▸ **Short problem**: Count each line below that has "grid" anywhere in it. Answer with the total alone.

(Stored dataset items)
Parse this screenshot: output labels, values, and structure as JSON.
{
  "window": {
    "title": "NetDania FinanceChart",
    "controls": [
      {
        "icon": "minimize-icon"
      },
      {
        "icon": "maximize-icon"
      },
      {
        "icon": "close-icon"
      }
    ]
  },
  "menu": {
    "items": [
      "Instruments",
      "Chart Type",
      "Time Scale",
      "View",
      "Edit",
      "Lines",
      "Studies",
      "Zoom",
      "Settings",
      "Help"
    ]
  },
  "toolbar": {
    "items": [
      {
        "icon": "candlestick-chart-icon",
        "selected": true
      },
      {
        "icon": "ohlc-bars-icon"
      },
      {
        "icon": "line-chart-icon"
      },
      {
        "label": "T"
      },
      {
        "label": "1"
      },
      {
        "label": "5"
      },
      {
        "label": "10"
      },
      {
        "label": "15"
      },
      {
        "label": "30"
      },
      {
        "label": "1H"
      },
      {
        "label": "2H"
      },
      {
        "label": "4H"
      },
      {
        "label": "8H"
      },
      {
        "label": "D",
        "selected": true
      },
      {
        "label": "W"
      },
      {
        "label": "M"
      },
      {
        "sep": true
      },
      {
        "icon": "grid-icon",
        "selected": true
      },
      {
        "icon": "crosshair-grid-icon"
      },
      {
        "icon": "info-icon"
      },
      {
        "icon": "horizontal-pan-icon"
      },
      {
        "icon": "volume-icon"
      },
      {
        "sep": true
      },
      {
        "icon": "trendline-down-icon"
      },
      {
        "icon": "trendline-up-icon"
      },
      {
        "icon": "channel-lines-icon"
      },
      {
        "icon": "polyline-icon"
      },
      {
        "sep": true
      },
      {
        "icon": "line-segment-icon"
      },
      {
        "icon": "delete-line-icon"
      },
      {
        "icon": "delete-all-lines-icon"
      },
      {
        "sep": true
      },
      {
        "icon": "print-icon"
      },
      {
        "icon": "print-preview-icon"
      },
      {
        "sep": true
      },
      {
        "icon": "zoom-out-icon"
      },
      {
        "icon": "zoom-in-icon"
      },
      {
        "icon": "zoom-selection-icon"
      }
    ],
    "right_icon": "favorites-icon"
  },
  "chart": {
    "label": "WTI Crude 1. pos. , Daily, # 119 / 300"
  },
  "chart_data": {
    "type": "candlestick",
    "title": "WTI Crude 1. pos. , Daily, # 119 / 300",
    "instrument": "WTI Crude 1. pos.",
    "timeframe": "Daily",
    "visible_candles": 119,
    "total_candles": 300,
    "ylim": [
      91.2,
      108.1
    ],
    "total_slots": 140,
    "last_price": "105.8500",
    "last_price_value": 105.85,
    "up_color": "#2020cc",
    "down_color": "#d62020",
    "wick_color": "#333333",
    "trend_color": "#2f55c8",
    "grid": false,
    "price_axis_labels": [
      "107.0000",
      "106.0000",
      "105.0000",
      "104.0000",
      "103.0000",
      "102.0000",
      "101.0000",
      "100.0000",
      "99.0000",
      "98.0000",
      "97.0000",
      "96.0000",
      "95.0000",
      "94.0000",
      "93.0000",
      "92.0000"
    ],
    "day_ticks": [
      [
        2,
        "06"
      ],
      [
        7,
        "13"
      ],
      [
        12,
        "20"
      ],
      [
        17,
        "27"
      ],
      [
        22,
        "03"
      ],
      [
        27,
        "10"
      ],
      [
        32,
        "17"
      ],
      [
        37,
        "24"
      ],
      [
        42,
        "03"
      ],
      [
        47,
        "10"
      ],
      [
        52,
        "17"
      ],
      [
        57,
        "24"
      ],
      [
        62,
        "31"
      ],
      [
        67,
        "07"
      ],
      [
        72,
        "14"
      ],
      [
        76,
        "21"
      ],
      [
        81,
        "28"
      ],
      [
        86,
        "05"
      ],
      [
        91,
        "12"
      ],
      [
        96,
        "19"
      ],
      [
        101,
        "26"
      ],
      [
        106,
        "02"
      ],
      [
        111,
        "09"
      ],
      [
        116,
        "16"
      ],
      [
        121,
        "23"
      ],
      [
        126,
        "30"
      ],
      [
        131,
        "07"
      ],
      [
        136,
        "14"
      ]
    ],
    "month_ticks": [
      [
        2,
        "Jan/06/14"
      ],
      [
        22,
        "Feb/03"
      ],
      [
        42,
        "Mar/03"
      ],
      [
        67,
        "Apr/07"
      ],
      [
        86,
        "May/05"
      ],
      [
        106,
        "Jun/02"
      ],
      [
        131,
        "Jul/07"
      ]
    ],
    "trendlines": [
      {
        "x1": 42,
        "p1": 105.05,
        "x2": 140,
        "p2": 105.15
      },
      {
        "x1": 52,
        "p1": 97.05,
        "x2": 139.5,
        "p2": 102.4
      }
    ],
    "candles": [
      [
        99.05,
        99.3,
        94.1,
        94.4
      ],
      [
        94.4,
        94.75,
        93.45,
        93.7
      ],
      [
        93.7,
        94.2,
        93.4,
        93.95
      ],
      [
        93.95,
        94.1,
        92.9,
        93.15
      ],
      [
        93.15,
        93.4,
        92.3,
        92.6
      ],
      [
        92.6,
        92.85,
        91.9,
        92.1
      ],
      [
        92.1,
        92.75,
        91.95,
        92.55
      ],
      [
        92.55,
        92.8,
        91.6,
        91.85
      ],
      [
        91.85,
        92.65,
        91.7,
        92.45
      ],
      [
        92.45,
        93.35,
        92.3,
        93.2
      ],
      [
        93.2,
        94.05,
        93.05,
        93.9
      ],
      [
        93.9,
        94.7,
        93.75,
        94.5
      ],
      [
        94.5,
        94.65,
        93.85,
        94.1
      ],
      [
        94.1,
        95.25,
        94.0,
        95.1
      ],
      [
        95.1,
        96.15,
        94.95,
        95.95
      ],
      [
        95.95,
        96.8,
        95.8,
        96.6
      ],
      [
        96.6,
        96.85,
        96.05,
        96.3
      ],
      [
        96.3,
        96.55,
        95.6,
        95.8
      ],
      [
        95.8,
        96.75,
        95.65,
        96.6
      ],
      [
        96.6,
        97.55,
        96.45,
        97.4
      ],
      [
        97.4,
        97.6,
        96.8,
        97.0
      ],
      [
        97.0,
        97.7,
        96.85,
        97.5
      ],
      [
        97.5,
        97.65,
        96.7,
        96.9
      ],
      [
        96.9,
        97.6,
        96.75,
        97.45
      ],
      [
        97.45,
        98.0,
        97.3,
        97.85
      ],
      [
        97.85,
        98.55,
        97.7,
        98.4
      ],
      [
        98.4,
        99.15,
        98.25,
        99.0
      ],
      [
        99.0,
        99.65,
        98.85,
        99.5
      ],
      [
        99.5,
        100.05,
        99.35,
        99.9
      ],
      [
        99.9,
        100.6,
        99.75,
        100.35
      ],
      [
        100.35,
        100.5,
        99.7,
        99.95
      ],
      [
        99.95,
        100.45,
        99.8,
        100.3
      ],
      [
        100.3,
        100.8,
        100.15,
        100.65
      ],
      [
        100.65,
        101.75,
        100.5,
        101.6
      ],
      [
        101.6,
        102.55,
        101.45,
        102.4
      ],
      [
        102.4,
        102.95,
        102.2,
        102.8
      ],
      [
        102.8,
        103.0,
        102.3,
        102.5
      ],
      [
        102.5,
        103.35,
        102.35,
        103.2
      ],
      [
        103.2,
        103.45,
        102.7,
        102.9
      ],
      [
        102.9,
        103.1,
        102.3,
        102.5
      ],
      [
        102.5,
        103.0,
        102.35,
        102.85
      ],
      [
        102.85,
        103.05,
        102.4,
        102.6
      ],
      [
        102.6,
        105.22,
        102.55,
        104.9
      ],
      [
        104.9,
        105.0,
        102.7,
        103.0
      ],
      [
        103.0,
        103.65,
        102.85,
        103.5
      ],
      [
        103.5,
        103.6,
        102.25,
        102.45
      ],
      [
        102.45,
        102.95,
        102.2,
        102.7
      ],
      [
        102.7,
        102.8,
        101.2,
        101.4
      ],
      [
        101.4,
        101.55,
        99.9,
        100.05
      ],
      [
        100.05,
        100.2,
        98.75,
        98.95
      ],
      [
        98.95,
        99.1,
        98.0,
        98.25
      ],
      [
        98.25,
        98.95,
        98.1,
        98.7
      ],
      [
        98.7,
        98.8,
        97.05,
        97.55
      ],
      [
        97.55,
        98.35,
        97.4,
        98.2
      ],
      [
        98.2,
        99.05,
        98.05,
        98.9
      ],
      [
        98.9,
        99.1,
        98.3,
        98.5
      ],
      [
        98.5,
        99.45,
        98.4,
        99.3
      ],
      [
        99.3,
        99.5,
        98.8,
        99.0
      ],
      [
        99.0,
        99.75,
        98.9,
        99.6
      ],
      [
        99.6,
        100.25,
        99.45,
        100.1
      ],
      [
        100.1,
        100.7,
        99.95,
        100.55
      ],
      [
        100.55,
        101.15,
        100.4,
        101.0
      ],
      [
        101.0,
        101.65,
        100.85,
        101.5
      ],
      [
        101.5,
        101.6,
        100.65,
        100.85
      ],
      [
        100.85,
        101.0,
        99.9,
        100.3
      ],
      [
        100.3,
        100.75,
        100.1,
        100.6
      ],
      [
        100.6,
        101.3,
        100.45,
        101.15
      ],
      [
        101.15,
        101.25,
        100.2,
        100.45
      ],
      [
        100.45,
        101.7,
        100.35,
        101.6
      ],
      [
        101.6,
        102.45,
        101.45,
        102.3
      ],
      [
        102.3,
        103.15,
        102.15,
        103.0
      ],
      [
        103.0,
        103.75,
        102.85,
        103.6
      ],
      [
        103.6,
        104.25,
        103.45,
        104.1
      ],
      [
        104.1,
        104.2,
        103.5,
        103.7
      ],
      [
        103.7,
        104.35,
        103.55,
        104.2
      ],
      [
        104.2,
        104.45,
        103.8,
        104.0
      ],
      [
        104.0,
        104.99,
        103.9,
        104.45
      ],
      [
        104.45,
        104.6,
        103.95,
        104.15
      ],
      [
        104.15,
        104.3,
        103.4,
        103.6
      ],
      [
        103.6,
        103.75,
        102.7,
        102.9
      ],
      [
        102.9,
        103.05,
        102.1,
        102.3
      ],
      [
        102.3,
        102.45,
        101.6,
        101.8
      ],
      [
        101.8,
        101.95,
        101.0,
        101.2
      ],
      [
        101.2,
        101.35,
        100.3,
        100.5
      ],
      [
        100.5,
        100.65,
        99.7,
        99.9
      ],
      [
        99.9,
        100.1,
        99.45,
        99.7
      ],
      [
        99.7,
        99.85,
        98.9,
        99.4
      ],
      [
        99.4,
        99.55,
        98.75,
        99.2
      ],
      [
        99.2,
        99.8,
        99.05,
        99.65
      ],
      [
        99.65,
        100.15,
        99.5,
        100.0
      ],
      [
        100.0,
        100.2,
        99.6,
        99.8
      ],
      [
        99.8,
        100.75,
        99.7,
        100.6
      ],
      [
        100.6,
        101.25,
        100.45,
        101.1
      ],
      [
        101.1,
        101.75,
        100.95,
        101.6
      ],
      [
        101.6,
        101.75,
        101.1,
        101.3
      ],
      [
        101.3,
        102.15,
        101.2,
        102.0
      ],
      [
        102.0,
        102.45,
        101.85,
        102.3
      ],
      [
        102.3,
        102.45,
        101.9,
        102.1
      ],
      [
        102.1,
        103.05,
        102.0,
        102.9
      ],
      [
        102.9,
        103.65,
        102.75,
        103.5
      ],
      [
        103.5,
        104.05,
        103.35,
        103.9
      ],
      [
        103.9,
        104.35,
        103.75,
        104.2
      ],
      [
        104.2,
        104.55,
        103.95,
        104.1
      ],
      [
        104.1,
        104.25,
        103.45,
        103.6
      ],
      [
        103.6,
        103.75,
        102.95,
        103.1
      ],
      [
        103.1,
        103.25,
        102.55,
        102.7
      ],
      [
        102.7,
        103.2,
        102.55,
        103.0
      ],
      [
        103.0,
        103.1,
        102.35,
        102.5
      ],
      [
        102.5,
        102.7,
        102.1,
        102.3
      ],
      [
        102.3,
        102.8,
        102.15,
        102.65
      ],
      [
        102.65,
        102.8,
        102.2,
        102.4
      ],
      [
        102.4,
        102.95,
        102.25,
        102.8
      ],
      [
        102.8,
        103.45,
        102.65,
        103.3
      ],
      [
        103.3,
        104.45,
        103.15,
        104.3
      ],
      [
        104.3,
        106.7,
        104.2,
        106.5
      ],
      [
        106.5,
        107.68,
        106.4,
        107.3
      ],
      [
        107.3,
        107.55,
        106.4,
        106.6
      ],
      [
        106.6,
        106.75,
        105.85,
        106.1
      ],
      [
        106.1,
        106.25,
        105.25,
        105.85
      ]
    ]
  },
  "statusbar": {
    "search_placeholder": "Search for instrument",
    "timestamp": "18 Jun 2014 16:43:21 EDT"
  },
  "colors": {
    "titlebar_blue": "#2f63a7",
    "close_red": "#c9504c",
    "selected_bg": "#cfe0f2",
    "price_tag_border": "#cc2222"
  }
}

▸ **Answer below**: 3